[Short task]:
Your task is to write out the complete listing exactly as it is shown.
--- start Input for this task ---
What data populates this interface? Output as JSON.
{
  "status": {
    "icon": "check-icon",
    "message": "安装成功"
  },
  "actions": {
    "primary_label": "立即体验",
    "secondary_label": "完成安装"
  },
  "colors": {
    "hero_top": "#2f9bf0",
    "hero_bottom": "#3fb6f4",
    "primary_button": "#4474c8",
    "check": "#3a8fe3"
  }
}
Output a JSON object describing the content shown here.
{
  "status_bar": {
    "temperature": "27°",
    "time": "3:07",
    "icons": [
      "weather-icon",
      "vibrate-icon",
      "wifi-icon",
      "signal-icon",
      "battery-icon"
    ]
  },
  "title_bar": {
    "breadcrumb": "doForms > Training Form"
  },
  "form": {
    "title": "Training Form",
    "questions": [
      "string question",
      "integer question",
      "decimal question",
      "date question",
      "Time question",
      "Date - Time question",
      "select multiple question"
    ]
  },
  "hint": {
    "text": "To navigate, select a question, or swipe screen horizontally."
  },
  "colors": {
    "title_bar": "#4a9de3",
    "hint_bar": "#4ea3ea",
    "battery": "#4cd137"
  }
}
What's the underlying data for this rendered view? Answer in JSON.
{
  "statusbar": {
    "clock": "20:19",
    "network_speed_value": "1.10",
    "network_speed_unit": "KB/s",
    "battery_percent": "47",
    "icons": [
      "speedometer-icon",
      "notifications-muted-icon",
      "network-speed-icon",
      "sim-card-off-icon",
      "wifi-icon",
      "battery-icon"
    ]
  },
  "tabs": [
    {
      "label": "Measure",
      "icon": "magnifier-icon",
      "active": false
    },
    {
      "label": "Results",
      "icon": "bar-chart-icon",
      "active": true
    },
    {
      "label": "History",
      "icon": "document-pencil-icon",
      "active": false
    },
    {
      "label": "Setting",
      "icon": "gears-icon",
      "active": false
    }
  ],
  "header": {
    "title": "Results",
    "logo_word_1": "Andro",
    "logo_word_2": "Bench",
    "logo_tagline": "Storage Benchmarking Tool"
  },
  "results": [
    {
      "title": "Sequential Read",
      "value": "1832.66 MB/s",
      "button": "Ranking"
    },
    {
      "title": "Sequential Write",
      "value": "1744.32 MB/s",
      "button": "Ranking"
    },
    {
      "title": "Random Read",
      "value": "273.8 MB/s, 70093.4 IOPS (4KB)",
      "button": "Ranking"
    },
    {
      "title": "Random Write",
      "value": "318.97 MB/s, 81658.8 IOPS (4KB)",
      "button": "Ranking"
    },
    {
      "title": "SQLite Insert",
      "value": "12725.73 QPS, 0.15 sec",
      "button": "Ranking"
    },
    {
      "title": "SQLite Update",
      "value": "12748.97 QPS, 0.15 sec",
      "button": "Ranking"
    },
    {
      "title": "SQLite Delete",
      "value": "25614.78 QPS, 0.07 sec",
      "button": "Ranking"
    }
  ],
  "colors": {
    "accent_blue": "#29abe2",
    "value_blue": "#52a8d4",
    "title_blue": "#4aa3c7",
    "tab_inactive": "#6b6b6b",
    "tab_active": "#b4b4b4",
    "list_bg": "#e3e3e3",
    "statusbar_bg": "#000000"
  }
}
--- end Input for this task ---
[Result of the task]:
What data populates this interface? Output as JSON.
{
  "status": {
    "icon": "check-icon",
    "message": "安装成功"
  },
  "actions": {
    "primary_label": "立即体验",
    "secondary_label": "完成安装"
  },
  "colors": {
    "hero_top": "#2f9bf0",
    "hero_bottom": "#3fb6f4",
    "primary_button": "#4474c8",
    "check": "#3a8fe3"
  }
}
Output a JSON object describing the content shown here.
{
  "status_bar": {
    "temperature": "27°",
    "time": "3:07",
    "icons": [
      "weather-icon",
      "vibrate-icon",
      "wifi-icon",
      "signal-icon",
      "battery-icon"
    ]
  },
  "title_bar": {
    "breadcrumb": "doForms > Training Form"
  },
  "form": {
    "title": "Training Form",
    "questions": [
      "string question",
      "integer question",
      "decimal question",
      "date question",
      "Time question",
      "Date - Time question",
      "select multiple question"
    ]
  },
  "hint": {
    "text": "To navigate, select a question, or swipe screen horizontally."
  },
  "colors": {
    "title_bar": "#4a9de3",
    "hint_bar": "#4ea3ea",
    "battery": "#4cd137"
  }
}
What's the underlying data for this rendered view? Answer in JSON.
{
  "statusbar": {
    "clock": "20:19",
    "network_speed_value": "1.10",
    "network_speed_unit": "KB/s",
    "battery_percent": "47",
    "icons": [
      "speedometer-icon",
      "notifications-muted-icon",
      "network-speed-icon",
      "sim-card-off-icon",
      "wifi-icon",
      "battery-icon"
    ]
  },
  "tabs": [
    {
      "label": "Measure",
      "icon": "magnifier-icon",
      "active": false
    },
    {
      "label": "Results",
      "icon": "bar-chart-icon",
      "active": true
    },
    {
      "label": "History",
      "icon": "document-pencil-icon",
      "active": false
    },
    {
      "label": "Setting",
      "icon": "gears-icon",
      "active": false
    }
  ],
  "header": {
    "title": "Results",
    "logo_word_1": "Andro",
    "logo_word_2": "Bench",
    "logo_tagline": "Storage Benchmarking Tool"
  },
  "results": [
    {
      "title": "Sequential Read",
      "value": "1832.66 MB/s",
      "button": "Ranking"
    },
    {
      "title": "Sequential Write",
      "value": "1744.32 MB/s",
      "button": "Ranking"
    },
    {
      "title": "Random Read",
      "value": "273.8 MB/s, 70093.4 IOPS (4KB)",
      "button": "Ranking"
    },
    {
      "title": "Random Write",
      "value": "318.97 MB/s, 81658.8 IOPS (4KB)",
      "button": "Ranking"
    },
    {
      "title": "SQLite Insert",
      "value": "12725.73 QPS, 0.15 sec",
      "button": "Ranking"
    },
    {
      "title": "SQLite Update",
      "value": "12748.97 QPS, 0.15 sec",
      "button": "Ranking"
    },
    {
      "title": "SQLite Delete",
      "value": "25614.78 QPS, 0.07 sec",
      "button": "Ranking"
    }
  ],
  "colors": {
    "accent_blue": "#29abe2",
    "value_blue": "#52a8d4",
    "title_blue": "#4aa3c7",
    "tab_inactive": "#6b6b6b",
    "tab_active": "#b4b4b4",
    "list_bg": "#e3e3e3",
    "statusbar_bg": "#000000"
  }
}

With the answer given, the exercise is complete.